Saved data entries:

══════════

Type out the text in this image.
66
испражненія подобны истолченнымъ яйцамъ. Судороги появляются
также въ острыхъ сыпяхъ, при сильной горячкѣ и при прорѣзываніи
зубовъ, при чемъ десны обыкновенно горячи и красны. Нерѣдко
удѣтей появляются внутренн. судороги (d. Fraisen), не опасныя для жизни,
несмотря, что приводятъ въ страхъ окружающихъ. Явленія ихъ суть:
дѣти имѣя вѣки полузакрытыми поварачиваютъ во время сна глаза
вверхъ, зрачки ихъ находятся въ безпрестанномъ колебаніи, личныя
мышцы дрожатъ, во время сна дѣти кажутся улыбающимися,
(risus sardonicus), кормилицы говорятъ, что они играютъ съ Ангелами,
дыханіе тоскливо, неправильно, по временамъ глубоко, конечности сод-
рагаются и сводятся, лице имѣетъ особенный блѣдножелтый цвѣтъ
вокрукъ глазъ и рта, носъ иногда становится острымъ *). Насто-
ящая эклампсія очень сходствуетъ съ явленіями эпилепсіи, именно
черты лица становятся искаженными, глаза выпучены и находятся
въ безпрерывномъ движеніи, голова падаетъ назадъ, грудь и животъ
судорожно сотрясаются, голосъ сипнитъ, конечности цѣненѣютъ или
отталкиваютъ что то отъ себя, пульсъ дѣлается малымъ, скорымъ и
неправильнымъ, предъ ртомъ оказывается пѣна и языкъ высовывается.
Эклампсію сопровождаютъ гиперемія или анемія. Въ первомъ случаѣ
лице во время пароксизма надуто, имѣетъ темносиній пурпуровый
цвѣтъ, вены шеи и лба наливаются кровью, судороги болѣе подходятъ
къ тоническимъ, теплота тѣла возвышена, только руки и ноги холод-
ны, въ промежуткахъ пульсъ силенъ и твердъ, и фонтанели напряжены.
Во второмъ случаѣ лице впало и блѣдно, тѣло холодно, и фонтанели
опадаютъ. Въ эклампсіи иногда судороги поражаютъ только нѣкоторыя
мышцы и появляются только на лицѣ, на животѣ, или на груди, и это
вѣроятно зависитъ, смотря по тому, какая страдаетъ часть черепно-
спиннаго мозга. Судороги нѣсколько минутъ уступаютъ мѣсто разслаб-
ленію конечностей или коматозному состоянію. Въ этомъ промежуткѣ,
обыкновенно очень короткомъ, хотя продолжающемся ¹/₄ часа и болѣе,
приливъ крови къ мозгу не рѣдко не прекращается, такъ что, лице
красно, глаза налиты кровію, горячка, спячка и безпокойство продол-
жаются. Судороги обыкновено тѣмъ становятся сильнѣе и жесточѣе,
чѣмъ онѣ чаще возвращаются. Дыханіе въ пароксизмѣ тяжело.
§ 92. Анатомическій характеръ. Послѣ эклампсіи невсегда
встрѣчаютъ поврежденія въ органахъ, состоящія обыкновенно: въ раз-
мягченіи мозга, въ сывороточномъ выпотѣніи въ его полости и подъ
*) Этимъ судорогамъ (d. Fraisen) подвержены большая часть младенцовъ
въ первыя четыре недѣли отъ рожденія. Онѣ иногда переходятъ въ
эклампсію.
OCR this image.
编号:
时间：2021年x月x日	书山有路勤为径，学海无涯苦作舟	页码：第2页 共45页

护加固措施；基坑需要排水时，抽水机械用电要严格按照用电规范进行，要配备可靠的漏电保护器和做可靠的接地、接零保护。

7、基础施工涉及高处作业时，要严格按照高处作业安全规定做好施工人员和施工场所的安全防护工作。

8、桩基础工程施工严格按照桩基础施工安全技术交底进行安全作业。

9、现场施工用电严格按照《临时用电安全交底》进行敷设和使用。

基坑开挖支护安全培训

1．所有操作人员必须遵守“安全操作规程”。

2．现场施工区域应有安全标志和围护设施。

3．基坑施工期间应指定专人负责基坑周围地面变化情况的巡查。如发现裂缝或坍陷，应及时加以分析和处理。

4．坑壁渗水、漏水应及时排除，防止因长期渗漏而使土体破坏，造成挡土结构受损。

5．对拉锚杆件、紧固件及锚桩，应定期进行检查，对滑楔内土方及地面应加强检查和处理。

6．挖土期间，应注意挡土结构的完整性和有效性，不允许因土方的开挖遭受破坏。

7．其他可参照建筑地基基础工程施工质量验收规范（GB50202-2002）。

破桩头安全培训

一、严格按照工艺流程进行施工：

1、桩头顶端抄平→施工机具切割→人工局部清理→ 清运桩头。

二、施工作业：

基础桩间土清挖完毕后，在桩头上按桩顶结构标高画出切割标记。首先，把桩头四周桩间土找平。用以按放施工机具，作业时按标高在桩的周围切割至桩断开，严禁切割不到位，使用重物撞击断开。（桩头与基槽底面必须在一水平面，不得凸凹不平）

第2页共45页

══════════

Write out all records exactly, keeping every detail.

Type out the text in this image.
66
испражненія подобны истолченнымъ яйцамъ. Судороги появляются
также въ острыхъ сыпяхъ, при сильной горячкѣ и при прорѣзываніи
зубовъ, при чемъ десны обыкновенно горячи и красны. Нерѣдко
удѣтей появляются внутренн. судороги (d. Fraisen), не опасныя для жизни,
несмотря, что приводятъ въ страхъ окружающихъ. Явленія ихъ суть:
дѣти имѣя вѣки полузакрытыми поварачиваютъ во время сна глаза
вверхъ, зрачки ихъ находятся въ безпрестанномъ колебаніи, личныя
мышцы дрожатъ, во время сна дѣти кажутся улыбающимися,
(risus sardonicus), кормилицы говорятъ, что они играютъ съ Ангелами,
дыханіе тоскливо, неправильно, по временамъ глубоко, конечности сод-
рагаются и сводятся, лице имѣетъ особенный блѣдножелтый цвѣтъ
вокрукъ глазъ и рта, носъ иногда становится острымъ *). Насто-
ящая эклампсія очень сходствуетъ съ явленіями эпилепсіи, именно
черты лица становятся искаженными, глаза выпучены и находятся
въ безпрерывномъ движеніи, голова падаетъ назадъ, грудь и животъ
судорожно сотрясаются, голосъ сипнитъ, конечности цѣненѣютъ или
отталкиваютъ что то отъ себя, пульсъ дѣлается малымъ, скорымъ и
неправильнымъ, предъ ртомъ оказывается пѣна и языкъ высовывается.
Эклампсію сопровождаютъ гиперемія или анемія. Въ первомъ случаѣ
лице во время пароксизма надуто, имѣетъ темносиній пурпуровый
цвѣтъ, вены шеи и лба наливаются кровью, судороги болѣе подходятъ
къ тоническимъ, теплота тѣла возвышена, только руки и ноги холод-
ны, въ промежуткахъ пульсъ силенъ и твердъ, и фонтанели напряжены.
Во второмъ случаѣ лице впало и блѣдно, тѣло холодно, и фонтанели
опадаютъ. Въ эклампсіи иногда судороги поражаютъ только нѣкоторыя
мышцы и появляются только на лицѣ, на животѣ, или на груди, и это
вѣроятно зависитъ, смотря по тому, какая страдаетъ часть черепно-
спиннаго мозга. Судороги нѣсколько минутъ уступаютъ мѣсто разслаб-
ленію конечностей или коматозному состоянію. Въ этомъ промежуткѣ,
обыкновенно очень короткомъ, хотя продолжающемся ¹/₄ часа и болѣе,
приливъ крови къ мозгу не рѣдко не прекращается, такъ что, лице
красно, глаза налиты кровію, горячка, спячка и безпокойство продол-
жаются. Судороги обыкновено тѣмъ становятся сильнѣе и жесточѣе,
чѣмъ онѣ чаще возвращаются. Дыханіе въ пароксизмѣ тяжело.
§ 92. Анатомическій характеръ. Послѣ эклампсіи невсегда
встрѣчаютъ поврежденія въ органахъ, состоящія обыкновенно: въ раз-
мягченіи мозга, въ сывороточномъ выпотѣніи въ его полости и подъ
*) Этимъ судорогамъ (d. Fraisen) подвержены большая часть младенцовъ
въ первыя четыре недѣли отъ рожденія. Онѣ иногда переходятъ въ
эклампсію.
OCR this image.
编号:
时间：2021年x月x日	书山有路勤为径，学海无涯苦作舟	页码：第2页 共45页

护加固措施；基坑需要排水时，抽水机械用电要严格按照用电规范进行，要配备可靠的漏电保护器和做可靠的接地、接零保护。

7、基础施工涉及高处作业时，要严格按照高处作业安全规定做好施工人员和施工场所的安全防护工作。

8、桩基础工程施工严格按照桩基础施工安全技术交底进行安全作业。

9、现场施工用电严格按照《临时用电安全交底》进行敷设和使用。

基坑开挖支护安全培训

1．所有操作人员必须遵守“安全操作规程”。

2．现场施工区域应有安全标志和围护设施。

3．基坑施工期间应指定专人负责基坑周围地面变化情况的巡查。如发现裂缝或坍陷，应及时加以分析和处理。

4．坑壁渗水、漏水应及时排除，防止因长期渗漏而使土体破坏，造成挡土结构受损。

5．对拉锚杆件、紧固件及锚桩，应定期进行检查，对滑楔内土方及地面应加强检查和处理。

6．挖土期间，应注意挡土结构的完整性和有效性，不允许因土方的开挖遭受破坏。

7．其他可参照建筑地基基础工程施工质量验收规范（GB50202-2002）。

破桩头安全培训

一、严格按照工艺流程进行施工：

1、桩头顶端抄平→施工机具切割→人工局部清理→ 清运桩头。

二、施工作业：

基础桩间土清挖完毕后，在桩头上按桩顶结构标高画出切割标记。首先，把桩头四周桩间土找平。用以按放施工机具，作业时按标高在桩的周围切割至桩断开，严禁切割不到位，使用重物撞击断开。（桩头与基槽底面必须在一水平面，不得凸凹不平）

第2页共45页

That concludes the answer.